— START DATASET ENTRIES —

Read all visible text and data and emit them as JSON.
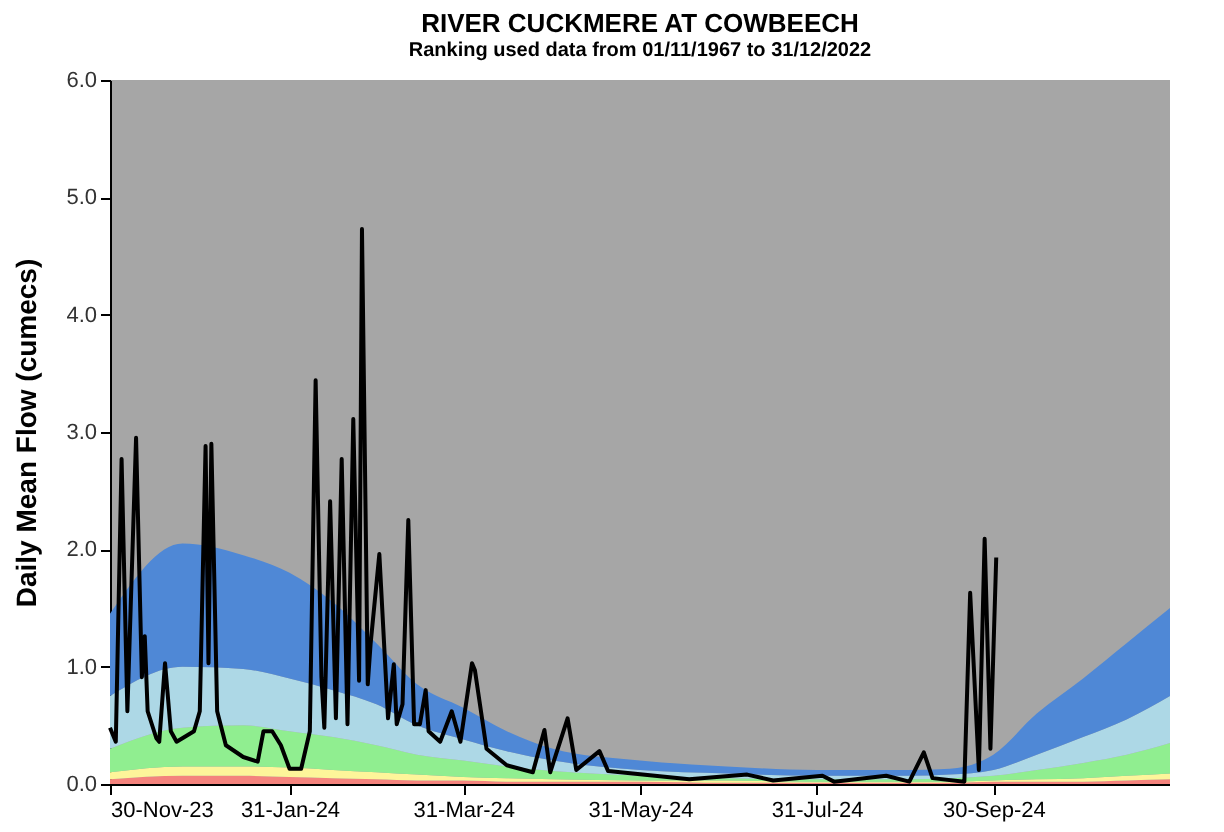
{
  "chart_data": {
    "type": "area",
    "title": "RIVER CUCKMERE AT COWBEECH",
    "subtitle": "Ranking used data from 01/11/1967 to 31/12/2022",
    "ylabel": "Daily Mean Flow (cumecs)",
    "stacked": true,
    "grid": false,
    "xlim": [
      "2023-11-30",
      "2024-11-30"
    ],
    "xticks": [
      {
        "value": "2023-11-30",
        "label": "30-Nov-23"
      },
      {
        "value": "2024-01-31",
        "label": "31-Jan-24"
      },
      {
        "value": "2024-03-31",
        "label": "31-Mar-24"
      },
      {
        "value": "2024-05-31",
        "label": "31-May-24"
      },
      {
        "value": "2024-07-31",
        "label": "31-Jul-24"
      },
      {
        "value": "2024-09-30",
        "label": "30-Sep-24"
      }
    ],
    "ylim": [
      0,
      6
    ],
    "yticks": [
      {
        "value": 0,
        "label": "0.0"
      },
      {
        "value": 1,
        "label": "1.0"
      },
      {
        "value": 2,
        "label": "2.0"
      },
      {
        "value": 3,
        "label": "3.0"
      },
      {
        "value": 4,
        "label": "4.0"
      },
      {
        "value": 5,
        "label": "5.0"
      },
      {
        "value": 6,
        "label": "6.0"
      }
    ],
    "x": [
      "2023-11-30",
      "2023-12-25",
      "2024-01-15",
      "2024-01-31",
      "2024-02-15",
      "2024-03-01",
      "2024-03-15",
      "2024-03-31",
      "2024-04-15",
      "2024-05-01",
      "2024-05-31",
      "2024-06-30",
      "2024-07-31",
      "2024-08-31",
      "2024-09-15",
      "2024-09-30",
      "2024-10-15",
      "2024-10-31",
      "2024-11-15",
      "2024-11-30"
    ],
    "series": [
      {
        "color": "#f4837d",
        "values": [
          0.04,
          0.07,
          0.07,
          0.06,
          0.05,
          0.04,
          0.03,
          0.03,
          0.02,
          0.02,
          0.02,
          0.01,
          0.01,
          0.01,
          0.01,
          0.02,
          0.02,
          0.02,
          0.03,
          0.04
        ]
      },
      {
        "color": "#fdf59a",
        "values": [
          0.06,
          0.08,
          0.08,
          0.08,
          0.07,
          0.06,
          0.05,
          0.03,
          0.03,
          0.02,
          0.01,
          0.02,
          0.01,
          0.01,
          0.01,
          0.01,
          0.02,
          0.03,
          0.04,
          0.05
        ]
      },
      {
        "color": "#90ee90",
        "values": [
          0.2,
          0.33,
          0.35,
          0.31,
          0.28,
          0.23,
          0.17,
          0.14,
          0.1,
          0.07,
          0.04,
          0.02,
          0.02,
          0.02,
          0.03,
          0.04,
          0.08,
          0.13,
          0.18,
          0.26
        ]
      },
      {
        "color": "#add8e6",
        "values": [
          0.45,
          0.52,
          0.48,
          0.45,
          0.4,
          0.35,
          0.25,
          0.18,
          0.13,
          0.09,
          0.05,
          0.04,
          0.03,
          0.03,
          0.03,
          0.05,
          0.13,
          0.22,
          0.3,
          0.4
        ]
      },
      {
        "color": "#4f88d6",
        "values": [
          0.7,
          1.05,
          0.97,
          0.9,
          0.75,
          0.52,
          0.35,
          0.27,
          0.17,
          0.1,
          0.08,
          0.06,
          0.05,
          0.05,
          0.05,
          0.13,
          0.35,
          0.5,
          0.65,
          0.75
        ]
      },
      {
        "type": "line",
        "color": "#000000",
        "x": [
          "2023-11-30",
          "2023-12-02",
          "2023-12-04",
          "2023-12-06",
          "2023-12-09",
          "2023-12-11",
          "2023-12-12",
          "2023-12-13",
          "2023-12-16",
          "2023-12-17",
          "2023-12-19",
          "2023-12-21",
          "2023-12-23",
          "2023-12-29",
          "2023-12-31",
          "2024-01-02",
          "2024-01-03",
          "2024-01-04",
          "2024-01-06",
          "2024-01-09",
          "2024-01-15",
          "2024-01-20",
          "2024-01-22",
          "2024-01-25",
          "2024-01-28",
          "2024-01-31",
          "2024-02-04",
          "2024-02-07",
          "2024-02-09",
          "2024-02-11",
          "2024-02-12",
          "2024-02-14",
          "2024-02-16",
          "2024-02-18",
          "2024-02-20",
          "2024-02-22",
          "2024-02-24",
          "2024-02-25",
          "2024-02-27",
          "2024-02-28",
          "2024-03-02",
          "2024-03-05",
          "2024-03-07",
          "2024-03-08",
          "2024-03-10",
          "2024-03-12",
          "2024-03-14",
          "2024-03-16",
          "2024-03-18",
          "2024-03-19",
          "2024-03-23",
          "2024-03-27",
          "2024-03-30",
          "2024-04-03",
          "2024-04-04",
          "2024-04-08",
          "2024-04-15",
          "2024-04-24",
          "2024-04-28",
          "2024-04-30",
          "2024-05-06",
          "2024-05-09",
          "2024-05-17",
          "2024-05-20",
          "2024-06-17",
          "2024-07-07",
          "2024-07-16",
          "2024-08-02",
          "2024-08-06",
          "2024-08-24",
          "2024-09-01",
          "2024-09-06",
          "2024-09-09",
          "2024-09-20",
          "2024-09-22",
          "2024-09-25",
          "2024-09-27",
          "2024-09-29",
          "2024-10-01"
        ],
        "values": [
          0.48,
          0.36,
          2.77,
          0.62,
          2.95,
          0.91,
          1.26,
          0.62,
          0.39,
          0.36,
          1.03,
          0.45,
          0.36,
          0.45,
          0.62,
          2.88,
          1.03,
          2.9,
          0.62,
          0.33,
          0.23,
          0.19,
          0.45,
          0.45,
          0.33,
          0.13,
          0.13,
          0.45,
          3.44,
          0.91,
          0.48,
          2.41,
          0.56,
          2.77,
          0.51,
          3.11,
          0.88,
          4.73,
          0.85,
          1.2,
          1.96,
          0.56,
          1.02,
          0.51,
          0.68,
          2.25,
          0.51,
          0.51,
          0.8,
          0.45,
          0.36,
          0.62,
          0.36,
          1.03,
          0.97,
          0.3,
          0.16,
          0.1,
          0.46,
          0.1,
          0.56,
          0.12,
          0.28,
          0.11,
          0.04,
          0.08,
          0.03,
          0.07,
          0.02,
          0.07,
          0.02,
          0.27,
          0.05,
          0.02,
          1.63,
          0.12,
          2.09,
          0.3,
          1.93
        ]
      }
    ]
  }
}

— END DATASET ENTRIES —

> _EXERCISE REQUIREMENTS_:
Show every line above in which the word "color" occurs.

> _EXERCISE ANSWER_:
        "color": "#f4837d",
        "color": "#fdf59a",
        "color": "#90ee90",
        "color": "#add8e6",
        "color": "#4f88d6",
        "color": "#000000",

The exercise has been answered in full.